(Your tasks):
1. From the game reviews below, list each moment of gore that the first review says made it into the game.
2. Continue the game reviews below, picking up the Pre-Marie review after its last sentence.

(Document passage):
<<<<

Unfortunately, the highly amusing fashion shoot component of the film doesn't make it into the game, but a few particular moments of gore do. A head-hatcheted guy is found hanging on a hook, mummies strangle people, and another menace "pulls out your stomach".
The probably-then-teenaged author dismisses his own work in an opening demo scroll, declaring: "A lot of shit programs are being released lately so why not add this junk to that already huge stockpile". I think the game's better than that, but probably only a star better. Plus FARAO is spelled wrong in the introductory text. Still, it's cool that this eighties horror movie that managed to carve out a weird little niche for itself does in fact have a computer game to go with it.
(This is an edited version of a review I originally wrote for my blog during Introcomp 2020.)
Pre-Marie was the first Adventuron game I ever tried. The 'pre' refers to the fact that it was entered in IntroComp as a taster for a longer game.
Marie is set in contemporary London. The PC is a woman about to sneak out to investigate some unspecified mystery that she doesn't want her currently sleeping husband to know she's going to investigate. It's a compelling set-up delivered in a generally old school manner. This means: the parser is simple and doesn't understand a lot or too well. The graphics are pixellated pastels that vaguely remind me of some of the early graphic adventure games from the 1980s, and especially the propensity of those games to present different streets in a town in ways that made them seem disorientingly (or deliberately) samey. The font channels both ZX Spectrum adventuring and Sierra's various Quest games.

>>>>

(Records supplied):
<<<<

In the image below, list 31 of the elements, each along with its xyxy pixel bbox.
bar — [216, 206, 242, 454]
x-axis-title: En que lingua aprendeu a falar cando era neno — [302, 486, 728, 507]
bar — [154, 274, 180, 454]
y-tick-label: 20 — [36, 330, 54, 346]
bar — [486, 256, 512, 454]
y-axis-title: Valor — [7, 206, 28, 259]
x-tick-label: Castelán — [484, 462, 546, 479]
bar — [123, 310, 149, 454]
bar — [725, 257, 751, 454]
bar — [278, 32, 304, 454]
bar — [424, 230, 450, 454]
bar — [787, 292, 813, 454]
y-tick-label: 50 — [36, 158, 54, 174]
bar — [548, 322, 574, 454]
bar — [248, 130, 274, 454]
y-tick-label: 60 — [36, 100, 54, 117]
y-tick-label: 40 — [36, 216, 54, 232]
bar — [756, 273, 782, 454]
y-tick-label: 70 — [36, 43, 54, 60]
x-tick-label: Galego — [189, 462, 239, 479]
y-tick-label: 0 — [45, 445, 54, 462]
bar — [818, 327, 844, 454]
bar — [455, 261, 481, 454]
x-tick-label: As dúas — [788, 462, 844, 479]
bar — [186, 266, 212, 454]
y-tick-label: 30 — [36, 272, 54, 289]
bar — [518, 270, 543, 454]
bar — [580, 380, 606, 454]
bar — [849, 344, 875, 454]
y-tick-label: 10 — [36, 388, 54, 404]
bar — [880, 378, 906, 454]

>>>>

(Responses):
1.
- A head-hatcheted guy is found hanging on a hook.
- Mummies strangle people.
- Another menace "pulls out your stomach".

2.
There's a bit of needless misdirection in the game that seems down to the parser. For instance, reaching for a wet newspaper spied on the ground prompts a 'Leave it alone, it's wet'-type rejection message. But really, the game wants you to READ the newspaper. The prose is also a little misjudged in giving overall direction. Early on it presents the heroine's internal dithering as to whether she should hasten to get on a train or keep exploring her neighbourhood, but the game is really about doing the latter. Her dithering is too dithery re: what's important to the game. And new location descriptions can scroll partly out of view, meaning you have to mouse back up the first time you enter a new area.
It took several plays for me to apprehend all of this, and the first play felt especially open ("What's going on? How does this game work? What does it want? What can it do? What should I do?"). I certainly enjoyed the intrigue of trying to make out the game's aesthetic over those plays, its suburban London setting and the mystery of its plot. I barely dented that plot. I do ultimately find the game curious. There's something non-transparent to me about how this particular story's being delivered – with this old font, with these graphics, with its mystery plot versus its simple parser. It might have become clearer to me were the game to have continued. I also confess I wasn't crazy about the graphics overall, though they have their moments. The pastel colour scheme leads to a kind of non-differentiation that I find hard to interpret at times. I also find the PC's notebook contents, presented via the graphics, visually illegible.
On the excerpt of Marie given, I didn't get it, but my curiosity did prompt me to give the IntroCompish verdict of, yes, I would like to see more of this game.